Task objective –
Every record must be repeated exactly; omit any pictures they contain.

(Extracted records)
————
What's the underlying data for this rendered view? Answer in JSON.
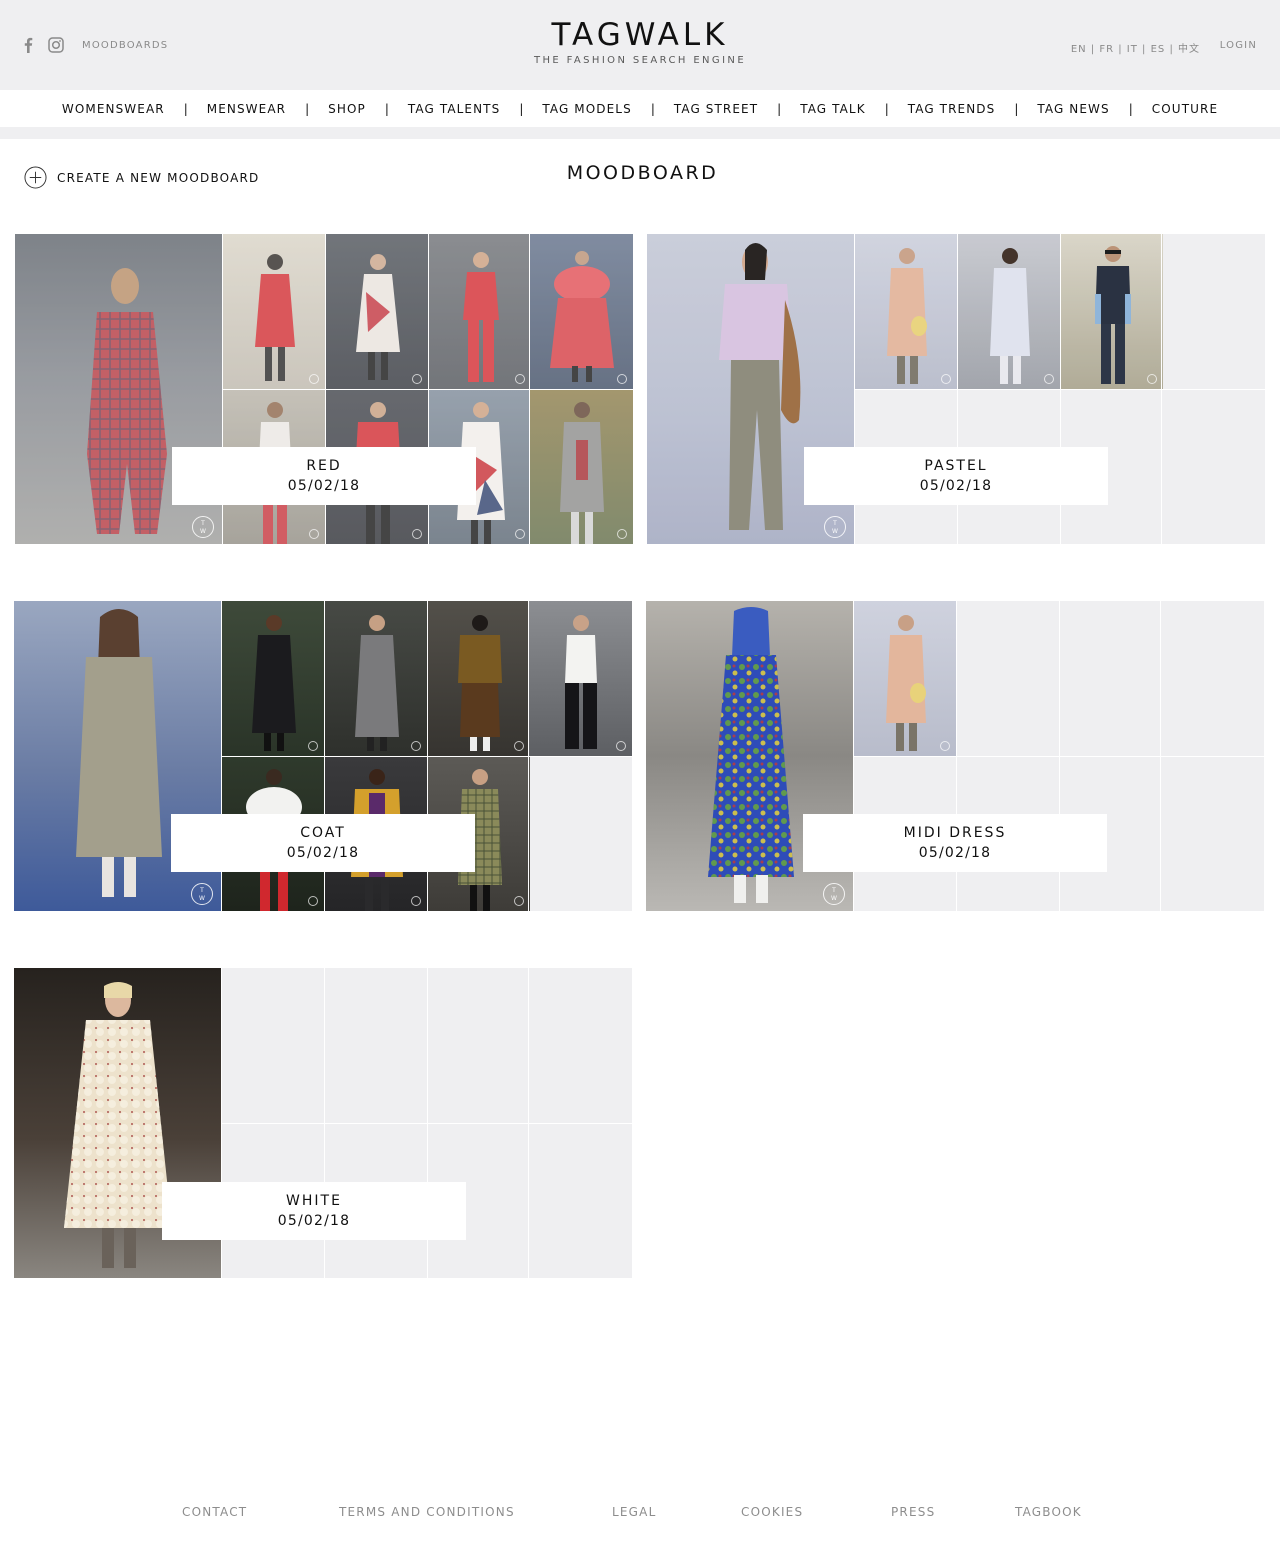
{
  "header": {
    "moodboards_link": "MOODBOARDS",
    "logo_title": "TAGWALK",
    "logo_subtitle": "THE FASHION SEARCH ENGINE",
    "languages": "EN | FR | IT | ES | 中文",
    "login": "LOGIN",
    "icons": {
      "facebook": "facebook-icon",
      "instagram": "instagram-icon"
    }
  },
  "nav": {
    "items": [
      "WOMENSWEAR",
      "MENSWEAR",
      "SHOP",
      "TAG TALENTS",
      "TAG MODELS",
      "TAG STREET",
      "TAG TALK",
      "TAG TRENDS",
      "TAG NEWS",
      "COUTURE"
    ],
    "separator": "|"
  },
  "page": {
    "title": "MOODBOARD",
    "create_label": "CREATE A NEW MOODBOARD",
    "create_icon": "plus-circle-icon"
  },
  "boards": [
    {
      "name": "RED",
      "date": "05/02/18",
      "photos": 9
    },
    {
      "name": "PASTEL",
      "date": "05/02/18",
      "photos": 4
    },
    {
      "name": "COAT",
      "date": "05/02/18",
      "photos": 8
    },
    {
      "name": "MIDI DRESS",
      "date": "05/02/18",
      "photos": 2
    },
    {
      "name": "WHITE",
      "date": "05/02/18",
      "photos": 1
    }
  ],
  "watermark": {
    "top": "T",
    "bottom": "W"
  },
  "footer": {
    "links": [
      "CONTACT",
      "TERMS AND CONDITIONS",
      "LEGAL",
      "COOKIES",
      "PRESS",
      "TAGBOOK"
    ]
  },
  "colors": {
    "header_bg": "#efeff1",
    "empty_tile": "#efeff1",
    "text": "#111111",
    "muted": "#8d8d8d"
  }
}
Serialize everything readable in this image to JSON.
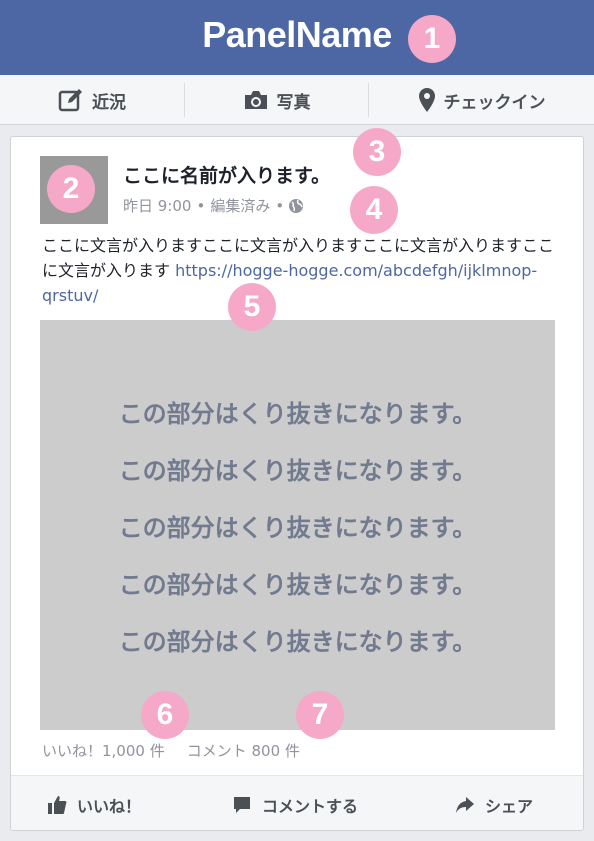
————
Solved problem –
What's the underlying data for this rendered view? Answer in JSON.
{
  "header": {
    "moodboards_link": "MOODBOARDS",
    "logo_title": "TAGWALK",
    "logo_subtitle": "THE FASHION SEARCH ENGINE",
    "languages": "EN | FR | IT | ES | 中文",
    "login": "LOGIN",
    "icons": {
      "facebook": "facebook-icon",
      "instagram": "instagram-icon"
    }
  },
  "nav": {
    "items": [
      "WOMENSWEAR",
      "MENSWEAR",
      "SHOP",
      "TAG TALENTS",
      "TAG MODELS",
      "TAG STREET",
      "TAG TALK",
      "TAG TRENDS",
      "TAG NEWS",
      "COUTURE"
    ],
    "separator": "|"
  },
  "page": {
    "title": "MOODBOARD",
    "create_label": "CREATE A NEW MOODBOARD",
    "create_icon": "plus-circle-icon"
  },
  "boards": [
    {
      "name": "RED",
      "date": "05/02/18",
      "photos": 9
    },
    {
      "name": "PASTEL",
      "date": "05/02/18",
      "photos": 4
    },
    {
      "name": "COAT",
      "date": "05/02/18",
      "photos": 8
    },
    {
      "name": "MIDI DRESS",
      "date": "05/02/18",
      "photos": 2
    },
    {
      "name": "WHITE",
      "date": "05/02/18",
      "photos": 1
    }
  ],
  "watermark": {
    "top": "T",
    "bottom": "W"
  },
  "footer": {
    "links": [
      "CONTACT",
      "TERMS AND CONDITIONS",
      "LEGAL",
      "COOKIES",
      "PRESS",
      "TAGBOOK"
    ]
  },
  "colors": {
    "header_bg": "#efeff1",
    "empty_tile": "#efeff1",
    "text": "#111111",
    "muted": "#8d8d8d"
  }
}
Serialize everything readable in this image to JSON.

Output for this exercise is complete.